Make an exact copy of the entries below.
======== RECORDS FOR THIS EXERCISE ========
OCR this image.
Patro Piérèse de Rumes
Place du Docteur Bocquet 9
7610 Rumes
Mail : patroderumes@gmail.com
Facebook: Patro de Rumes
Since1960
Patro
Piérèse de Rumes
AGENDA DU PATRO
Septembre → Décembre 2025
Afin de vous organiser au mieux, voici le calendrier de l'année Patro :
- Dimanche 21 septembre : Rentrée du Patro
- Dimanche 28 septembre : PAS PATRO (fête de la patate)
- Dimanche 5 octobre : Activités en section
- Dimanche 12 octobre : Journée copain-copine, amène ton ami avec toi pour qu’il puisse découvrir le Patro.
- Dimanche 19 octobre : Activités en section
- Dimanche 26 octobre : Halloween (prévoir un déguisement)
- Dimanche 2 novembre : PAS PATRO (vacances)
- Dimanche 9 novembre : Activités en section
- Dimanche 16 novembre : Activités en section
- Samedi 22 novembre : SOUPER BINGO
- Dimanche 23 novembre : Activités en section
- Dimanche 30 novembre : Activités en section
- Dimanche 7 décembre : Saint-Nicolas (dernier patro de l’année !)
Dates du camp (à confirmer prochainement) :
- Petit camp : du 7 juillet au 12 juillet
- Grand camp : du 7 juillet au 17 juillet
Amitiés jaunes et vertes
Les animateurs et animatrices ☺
========
**RESULT**
OCR this image.
Patro Piérèse de Rumes
Place du Docteur Bocquet 9
7610 Rumes
Mail : patroderumes@gmail.com
Facebook: Patro de Rumes
Since1960
Patro
Piérèse de Rumes
AGENDA DU PATRO
Septembre → Décembre 2025
Afin de vous organiser au mieux, voici le calendrier de l'année Patro :
- Dimanche 21 septembre : Rentrée du Patro
- Dimanche 28 septembre : PAS PATRO (fête de la patate)
- Dimanche 5 octobre : Activités en section
- Dimanche 12 octobre : Journée copain-copine, amène ton ami avec toi pour qu’il puisse découvrir le Patro.
- Dimanche 19 octobre : Activités en section
- Dimanche 26 octobre : Halloween (prévoir un déguisement)
- Dimanche 2 novembre : PAS PATRO (vacances)
- Dimanche 9 novembre : Activités en section
- Dimanche 16 novembre : Activités en section
- Samedi 22 novembre : SOUPER BINGO
- Dimanche 23 novembre : Activités en section
- Dimanche 30 novembre : Activités en section
- Dimanche 7 décembre : Saint-Nicolas (dernier patro de l’année !)
Dates du camp (à confirmer prochainement) :
- Petit camp : du 7 juillet au 12 juillet
- Grand camp : du 7 juillet au 17 juillet
Amitiés jaunes et vertes
Les animateurs et animatrices ☺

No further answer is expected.